──────── Supplied material ────────

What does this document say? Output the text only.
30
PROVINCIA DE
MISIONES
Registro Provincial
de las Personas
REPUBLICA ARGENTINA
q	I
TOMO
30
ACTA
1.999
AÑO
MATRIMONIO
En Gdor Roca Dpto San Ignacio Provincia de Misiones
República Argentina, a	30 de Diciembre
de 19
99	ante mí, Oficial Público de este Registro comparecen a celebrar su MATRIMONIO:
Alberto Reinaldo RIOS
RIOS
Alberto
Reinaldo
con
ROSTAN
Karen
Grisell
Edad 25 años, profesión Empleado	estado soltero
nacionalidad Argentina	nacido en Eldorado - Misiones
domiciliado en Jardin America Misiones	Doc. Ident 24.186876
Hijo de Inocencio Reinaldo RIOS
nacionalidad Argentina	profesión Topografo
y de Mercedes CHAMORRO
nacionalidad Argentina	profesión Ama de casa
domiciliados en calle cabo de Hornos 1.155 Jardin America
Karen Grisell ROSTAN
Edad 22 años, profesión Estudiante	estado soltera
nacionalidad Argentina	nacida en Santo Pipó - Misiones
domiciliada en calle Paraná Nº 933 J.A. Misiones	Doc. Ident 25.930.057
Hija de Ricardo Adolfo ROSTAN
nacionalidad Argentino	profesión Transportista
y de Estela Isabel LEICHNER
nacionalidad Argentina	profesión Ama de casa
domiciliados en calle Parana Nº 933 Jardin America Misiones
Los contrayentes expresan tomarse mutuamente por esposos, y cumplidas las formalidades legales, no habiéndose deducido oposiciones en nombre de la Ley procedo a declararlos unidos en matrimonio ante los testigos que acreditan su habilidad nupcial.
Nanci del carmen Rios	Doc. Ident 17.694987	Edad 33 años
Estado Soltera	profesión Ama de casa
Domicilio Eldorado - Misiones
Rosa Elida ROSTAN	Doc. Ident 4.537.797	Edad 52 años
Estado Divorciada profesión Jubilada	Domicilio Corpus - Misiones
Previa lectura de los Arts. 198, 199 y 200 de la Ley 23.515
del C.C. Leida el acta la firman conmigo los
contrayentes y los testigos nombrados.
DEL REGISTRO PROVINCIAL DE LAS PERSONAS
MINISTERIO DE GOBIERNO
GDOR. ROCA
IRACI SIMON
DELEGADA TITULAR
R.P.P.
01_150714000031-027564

────────

Take every line from the records above that has the word "Reinaldo" and copy it.

**Complete response**.
Alberto Reinaldo RIOS
Reinaldo
Hijo de Inocencio Reinaldo RIOS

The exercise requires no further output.